─── Recorded information ───
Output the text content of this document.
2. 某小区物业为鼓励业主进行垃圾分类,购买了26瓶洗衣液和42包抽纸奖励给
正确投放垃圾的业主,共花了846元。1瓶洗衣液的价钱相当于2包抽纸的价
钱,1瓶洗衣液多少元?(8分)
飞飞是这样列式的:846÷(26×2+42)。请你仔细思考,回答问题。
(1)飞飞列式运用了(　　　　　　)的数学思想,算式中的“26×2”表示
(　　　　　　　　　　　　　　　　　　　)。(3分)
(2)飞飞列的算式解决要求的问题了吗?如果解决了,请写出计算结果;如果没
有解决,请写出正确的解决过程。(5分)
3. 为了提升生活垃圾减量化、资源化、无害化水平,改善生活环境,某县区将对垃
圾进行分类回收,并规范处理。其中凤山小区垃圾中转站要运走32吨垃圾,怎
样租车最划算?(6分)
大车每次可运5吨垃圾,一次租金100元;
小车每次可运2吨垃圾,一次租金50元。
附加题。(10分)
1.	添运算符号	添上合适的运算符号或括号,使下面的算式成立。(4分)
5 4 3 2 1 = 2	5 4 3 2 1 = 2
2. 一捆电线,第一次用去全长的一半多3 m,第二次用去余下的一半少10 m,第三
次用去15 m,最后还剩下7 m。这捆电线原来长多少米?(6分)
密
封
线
───
### Task brief
Set down the listing above in full, please, exactly as it appears.

### Answer to this exercise
Output the text content of this document.
2. 某小区物业为鼓励业主进行垃圾分类,购买了26瓶洗衣液和42包抽纸奖励给
正确投放垃圾的业主,共花了846元。1瓶洗衣液的价钱相当于2包抽纸的价
钱,1瓶洗衣液多少元?(8分)
飞飞是这样列式的:846÷(26×2+42)。请你仔细思考,回答问题。
(1)飞飞列式运用了(　　　　　　)的数学思想,算式中的“26×2”表示
(　　　　　　　　　　　　　　　　　　　)。(3分)
(2)飞飞列的算式解决要求的问题了吗?如果解决了,请写出计算结果;如果没
有解决,请写出正确的解决过程。(5分)
3. 为了提升生活垃圾减量化、资源化、无害化水平,改善生活环境,某县区将对垃
圾进行分类回收,并规范处理。其中凤山小区垃圾中转站要运走32吨垃圾,怎
样租车最划算?(6分)
大车每次可运5吨垃圾,一次租金100元;
小车每次可运2吨垃圾,一次租金50元。
附加题。(10分)
1.	添运算符号	添上合适的运算符号或括号,使下面的算式成立。(4分)
5 4 3 2 1 = 2	5 4 3 2 1 = 2
2. 一捆电线,第一次用去全长的一半多3 m,第二次用去余下的一半少10 m,第三
次用去15 m,最后还剩下7 m。这捆电线原来长多少米?(6分)
密
封
线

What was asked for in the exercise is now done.